TASK OBJECTIVE.
Identify all lines in the data containing the string "Children". Copy them out.

[Records contained in a dataset]
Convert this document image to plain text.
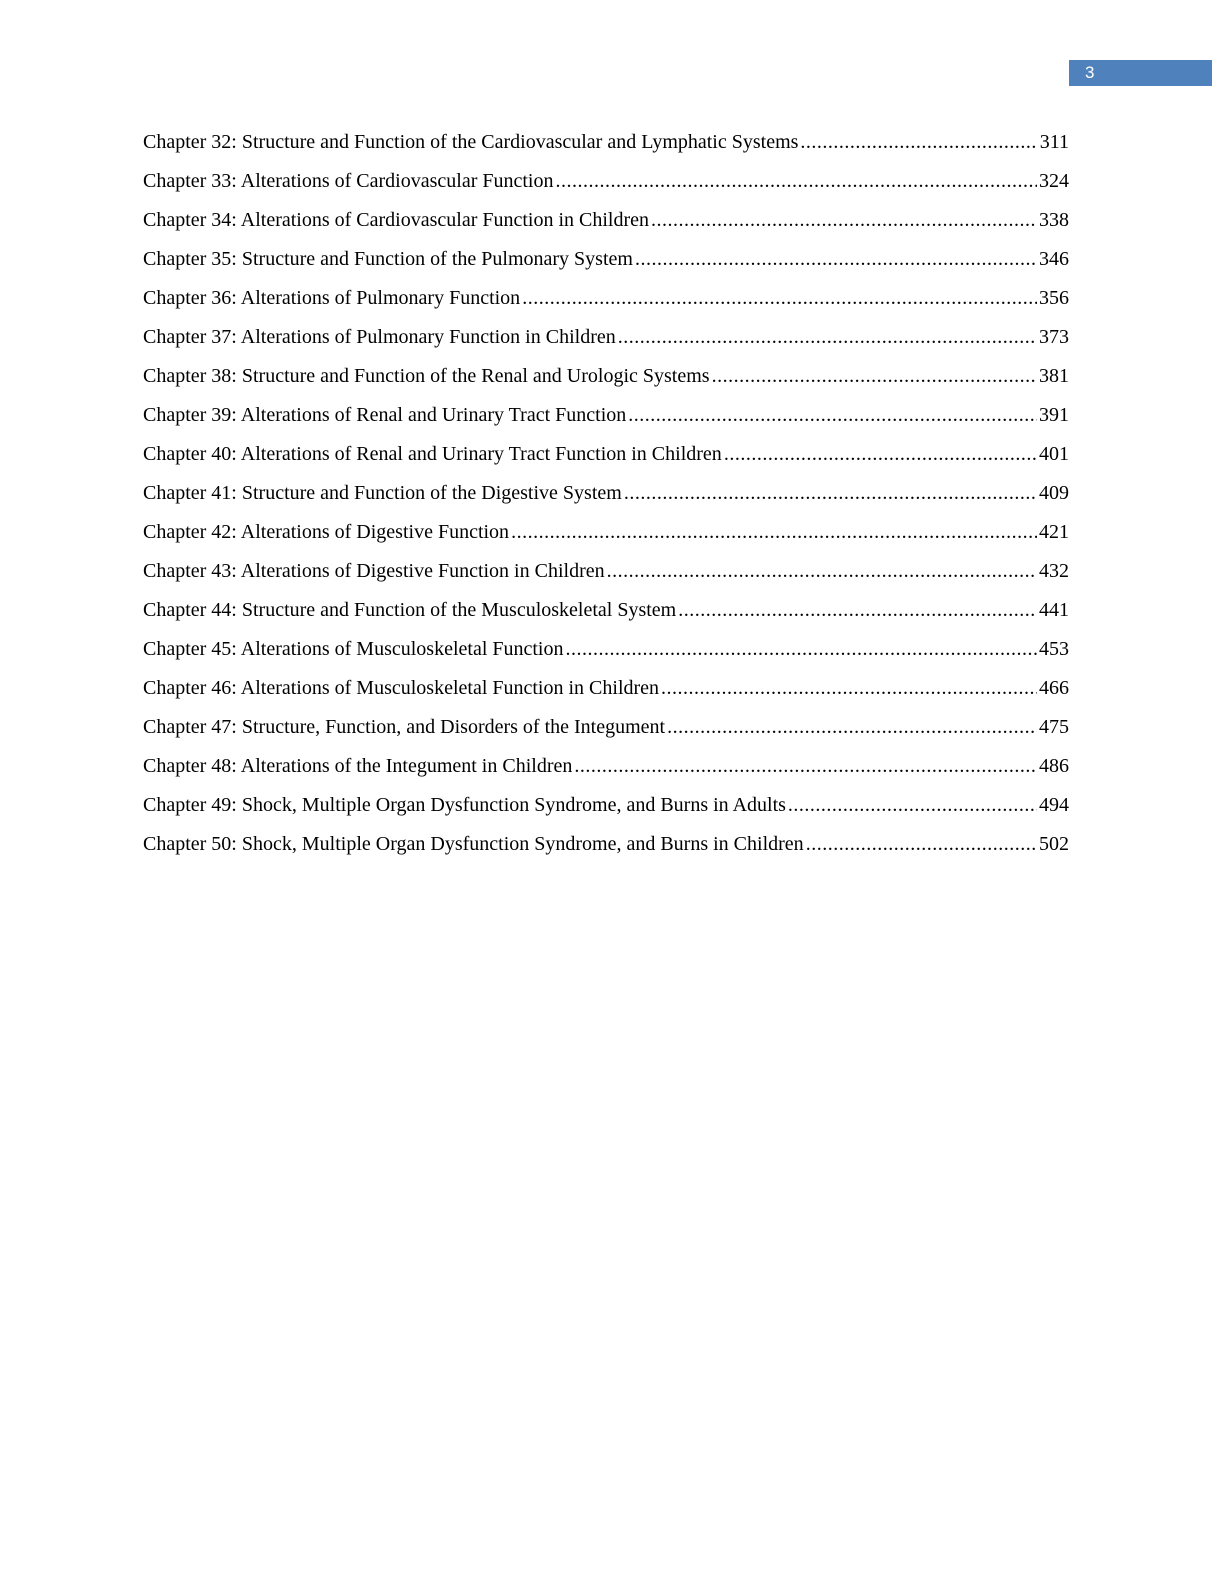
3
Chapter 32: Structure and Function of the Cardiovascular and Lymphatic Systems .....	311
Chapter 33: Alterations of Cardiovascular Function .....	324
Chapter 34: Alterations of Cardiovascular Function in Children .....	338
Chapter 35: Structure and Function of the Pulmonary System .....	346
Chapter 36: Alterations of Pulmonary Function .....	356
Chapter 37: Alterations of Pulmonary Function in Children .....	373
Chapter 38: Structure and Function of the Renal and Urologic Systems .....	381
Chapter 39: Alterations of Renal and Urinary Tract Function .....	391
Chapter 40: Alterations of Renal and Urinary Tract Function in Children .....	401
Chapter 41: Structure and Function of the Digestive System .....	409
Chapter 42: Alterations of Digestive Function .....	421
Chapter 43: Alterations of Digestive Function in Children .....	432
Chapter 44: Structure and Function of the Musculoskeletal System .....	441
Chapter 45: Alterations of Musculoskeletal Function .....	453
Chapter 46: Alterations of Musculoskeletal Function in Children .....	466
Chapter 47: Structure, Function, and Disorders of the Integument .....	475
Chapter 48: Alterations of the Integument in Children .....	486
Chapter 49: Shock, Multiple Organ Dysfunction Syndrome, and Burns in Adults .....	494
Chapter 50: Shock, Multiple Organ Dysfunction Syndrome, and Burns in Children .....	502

SOLVED EXERCISE.
Chapter 34: Alterations of Cardiovascular Function in Children .....	338
Chapter 37: Alterations of Pulmonary Function in Children .....	373
Chapter 40: Alterations of Renal and Urinary Tract Function in Children .....	401
Chapter 43: Alterations of Digestive Function in Children .....	432
Chapter 46: Alterations of Musculoskeletal Function in Children .....	466
Chapter 48: Alterations of the Integument in Children .....	486
Chapter 50: Shock, Multiple Organ Dysfunction Syndrome, and Burns in Children .....	502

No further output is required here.